* Data entries:

***

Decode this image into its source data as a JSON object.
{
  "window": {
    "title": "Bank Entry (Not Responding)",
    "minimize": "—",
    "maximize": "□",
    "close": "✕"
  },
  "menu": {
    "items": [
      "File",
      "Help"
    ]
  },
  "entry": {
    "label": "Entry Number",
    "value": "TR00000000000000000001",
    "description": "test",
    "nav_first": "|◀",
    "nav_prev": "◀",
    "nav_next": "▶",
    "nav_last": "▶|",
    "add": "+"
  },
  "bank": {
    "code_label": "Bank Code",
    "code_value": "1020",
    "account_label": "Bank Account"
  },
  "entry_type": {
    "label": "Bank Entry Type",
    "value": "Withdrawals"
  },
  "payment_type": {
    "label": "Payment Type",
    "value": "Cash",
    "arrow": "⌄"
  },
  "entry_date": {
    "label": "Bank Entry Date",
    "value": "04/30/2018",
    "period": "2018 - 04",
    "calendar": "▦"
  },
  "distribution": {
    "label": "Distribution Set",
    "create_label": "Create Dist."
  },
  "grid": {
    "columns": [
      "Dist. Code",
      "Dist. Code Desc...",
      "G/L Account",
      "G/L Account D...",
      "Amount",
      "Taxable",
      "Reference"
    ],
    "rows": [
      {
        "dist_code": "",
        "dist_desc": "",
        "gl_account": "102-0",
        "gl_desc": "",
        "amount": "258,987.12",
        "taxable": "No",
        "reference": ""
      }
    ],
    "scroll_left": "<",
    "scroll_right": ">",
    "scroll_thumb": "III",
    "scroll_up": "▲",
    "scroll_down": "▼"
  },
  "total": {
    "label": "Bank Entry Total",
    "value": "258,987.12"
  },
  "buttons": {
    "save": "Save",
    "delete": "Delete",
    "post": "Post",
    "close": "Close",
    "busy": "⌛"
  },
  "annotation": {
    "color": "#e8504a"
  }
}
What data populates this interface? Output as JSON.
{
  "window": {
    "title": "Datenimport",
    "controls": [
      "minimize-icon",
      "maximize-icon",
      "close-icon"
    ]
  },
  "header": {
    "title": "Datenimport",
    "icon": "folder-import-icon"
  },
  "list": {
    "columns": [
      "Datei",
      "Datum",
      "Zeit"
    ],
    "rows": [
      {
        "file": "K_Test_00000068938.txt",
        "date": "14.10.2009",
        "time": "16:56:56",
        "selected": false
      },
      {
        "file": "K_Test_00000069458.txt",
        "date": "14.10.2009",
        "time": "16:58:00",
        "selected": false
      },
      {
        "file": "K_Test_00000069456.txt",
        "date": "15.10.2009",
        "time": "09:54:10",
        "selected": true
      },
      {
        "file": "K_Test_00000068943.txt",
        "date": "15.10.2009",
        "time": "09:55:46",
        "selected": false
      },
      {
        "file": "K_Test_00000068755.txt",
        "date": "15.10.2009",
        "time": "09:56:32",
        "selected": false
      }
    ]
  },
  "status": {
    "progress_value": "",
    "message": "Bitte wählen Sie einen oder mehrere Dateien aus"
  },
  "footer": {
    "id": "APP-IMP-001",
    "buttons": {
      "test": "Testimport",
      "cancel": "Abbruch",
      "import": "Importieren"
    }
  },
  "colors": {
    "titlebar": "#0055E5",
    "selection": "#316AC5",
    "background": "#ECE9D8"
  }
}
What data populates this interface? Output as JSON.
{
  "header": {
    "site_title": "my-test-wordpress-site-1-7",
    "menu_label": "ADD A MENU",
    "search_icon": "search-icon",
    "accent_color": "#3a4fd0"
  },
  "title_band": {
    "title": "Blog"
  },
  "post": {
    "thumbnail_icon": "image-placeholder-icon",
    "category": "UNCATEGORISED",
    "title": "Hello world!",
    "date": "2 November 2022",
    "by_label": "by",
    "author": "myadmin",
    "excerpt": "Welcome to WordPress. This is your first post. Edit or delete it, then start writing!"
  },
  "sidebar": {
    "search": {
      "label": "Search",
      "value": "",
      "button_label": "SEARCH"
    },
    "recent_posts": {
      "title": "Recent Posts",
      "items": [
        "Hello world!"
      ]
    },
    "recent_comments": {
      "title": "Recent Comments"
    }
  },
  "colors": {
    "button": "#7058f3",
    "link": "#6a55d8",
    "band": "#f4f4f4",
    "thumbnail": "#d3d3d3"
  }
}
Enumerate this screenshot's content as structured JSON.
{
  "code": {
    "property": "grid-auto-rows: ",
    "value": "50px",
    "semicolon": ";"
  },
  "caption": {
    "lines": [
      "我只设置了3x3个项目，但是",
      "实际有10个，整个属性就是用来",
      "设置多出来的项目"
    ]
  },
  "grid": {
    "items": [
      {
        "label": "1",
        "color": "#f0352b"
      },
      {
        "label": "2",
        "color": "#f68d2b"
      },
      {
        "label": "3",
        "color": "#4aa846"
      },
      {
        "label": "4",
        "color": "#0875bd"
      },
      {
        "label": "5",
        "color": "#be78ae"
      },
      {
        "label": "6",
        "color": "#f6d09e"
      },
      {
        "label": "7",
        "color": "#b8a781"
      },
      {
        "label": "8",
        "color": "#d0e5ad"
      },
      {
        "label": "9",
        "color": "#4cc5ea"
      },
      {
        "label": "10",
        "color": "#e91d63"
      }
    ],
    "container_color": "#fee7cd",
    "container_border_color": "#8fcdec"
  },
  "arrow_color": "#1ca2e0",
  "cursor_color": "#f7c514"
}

***

* The exercise: Reproduce the material exactly, with every line intact.

* Right answer:
Decode this image into its source data as a JSON object.
{
  "window": {
    "title": "Bank Entry (Not Responding)",
    "minimize": "—",
    "maximize": "□",
    "close": "✕"
  },
  "menu": {
    "items": [
      "File",
      "Help"
    ]
  },
  "entry": {
    "label": "Entry Number",
    "value": "TR00000000000000000001",
    "description": "test",
    "nav_first": "|◀",
    "nav_prev": "◀",
    "nav_next": "▶",
    "nav_last": "▶|",
    "add": "+"
  },
  "bank": {
    "code_label": "Bank Code",
    "code_value": "1020",
    "account_label": "Bank Account"
  },
  "entry_type": {
    "label": "Bank Entry Type",
    "value": "Withdrawals"
  },
  "payment_type": {
    "label": "Payment Type",
    "value": "Cash",
    "arrow": "⌄"
  },
  "entry_date": {
    "label": "Bank Entry Date",
    "value": "04/30/2018",
    "period": "2018 - 04",
    "calendar": "▦"
  },
  "distribution": {
    "label": "Distribution Set",
    "create_label": "Create Dist."
  },
  "grid": {
    "columns": [
      "Dist. Code",
      "Dist. Code Desc...",
      "G/L Account",
      "G/L Account D...",
      "Amount",
      "Taxable",
      "Reference"
    ],
    "rows": [
      {
        "dist_code": "",
        "dist_desc": "",
        "gl_account": "102-0",
        "gl_desc": "",
        "amount": "258,987.12",
        "taxable": "No",
        "reference": ""
      }
    ],
    "scroll_left": "<",
    "scroll_right": ">",
    "scroll_thumb": "III",
    "scroll_up": "▲",
    "scroll_down": "▼"
  },
  "total": {
    "label": "Bank Entry Total",
    "value": "258,987.12"
  },
  "buttons": {
    "save": "Save",
    "delete": "Delete",
    "post": "Post",
    "close": "Close",
    "busy": "⌛"
  },
  "annotation": {
    "color": "#e8504a"
  }
}
What data populates this interface? Output as JSON.
{
  "window": {
    "title": "Datenimport",
    "controls": [
      "minimize-icon",
      "maximize-icon",
      "close-icon"
    ]
  },
  "header": {
    "title": "Datenimport",
    "icon": "folder-import-icon"
  },
  "list": {
    "columns": [
      "Datei",
      "Datum",
      "Zeit"
    ],
    "rows": [
      {
        "file": "K_Test_00000068938.txt",
        "date": "14.10.2009",
        "time": "16:56:56",
        "selected": false
      },
      {
        "file": "K_Test_00000069458.txt",
        "date": "14.10.2009",
        "time": "16:58:00",
        "selected": false
      },
      {
        "file": "K_Test_00000069456.txt",
        "date": "15.10.2009",
        "time": "09:54:10",
        "selected": true
      },
      {
        "file": "K_Test_00000068943.txt",
        "date": "15.10.2009",
        "time": "09:55:46",
        "selected": false
      },
      {
        "file": "K_Test_00000068755.txt",
        "date": "15.10.2009",
        "time": "09:56:32",
        "selected": false
      }
    ]
  },
  "status": {
    "progress_value": "",
    "message": "Bitte wählen Sie einen oder mehrere Dateien aus"
  },
  "footer": {
    "id": "APP-IMP-001",
    "buttons": {
      "test": "Testimport",
      "cancel": "Abbruch",
      "import": "Importieren"
    }
  },
  "colors": {
    "titlebar": "#0055E5",
    "selection": "#316AC5",
    "background": "#ECE9D8"
  }
}
What data populates this interface? Output as JSON.
{
  "header": {
    "site_title": "my-test-wordpress-site-1-7",
    "menu_label": "ADD A MENU",
    "search_icon": "search-icon",
    "accent_color": "#3a4fd0"
  },
  "title_band": {
    "title": "Blog"
  },
  "post": {
    "thumbnail_icon": "image-placeholder-icon",
    "category": "UNCATEGORISED",
    "title": "Hello world!",
    "date": "2 November 2022",
    "by_label": "by",
    "author": "myadmin",
    "excerpt": "Welcome to WordPress. This is your first post. Edit or delete it, then start writing!"
  },
  "sidebar": {
    "search": {
      "label": "Search",
      "value": "",
      "button_label": "SEARCH"
    },
    "recent_posts": {
      "title": "Recent Posts",
      "items": [
        "Hello world!"
      ]
    },
    "recent_comments": {
      "title": "Recent Comments"
    }
  },
  "colors": {
    "button": "#7058f3",
    "link": "#6a55d8",
    "band": "#f4f4f4",
    "thumbnail": "#d3d3d3"
  }
}
Enumerate this screenshot's content as structured JSON.
{
  "code": {
    "property": "grid-auto-rows: ",
    "value": "50px",
    "semicolon": ";"
  },
  "caption": {
    "lines": [
      "我只设置了3x3个项目，但是",
      "实际有10个，整个属性就是用来",
      "设置多出来的项目"
    ]
  },
  "grid": {
    "items": [
      {
        "label": "1",
        "color": "#f0352b"
      },
      {
        "label": "2",
        "color": "#f68d2b"
      },
      {
        "label": "3",
        "color": "#4aa846"
      },
      {
        "label": "4",
        "color": "#0875bd"
      },
      {
        "label": "5",
        "color": "#be78ae"
      },
      {
        "label": "6",
        "color": "#f6d09e"
      },
      {
        "label": "7",
        "color": "#b8a781"
      },
      {
        "label": "8",
        "color": "#d0e5ad"
      },
      {
        "label": "9",
        "color": "#4cc5ea"
      },
      {
        "label": "10",
        "color": "#e91d63"
      }
    ],
    "container_color": "#fee7cd",
    "container_border_color": "#8fcdec"
  },
  "arrow_color": "#1ca2e0",
  "cursor_color": "#f7c514"
}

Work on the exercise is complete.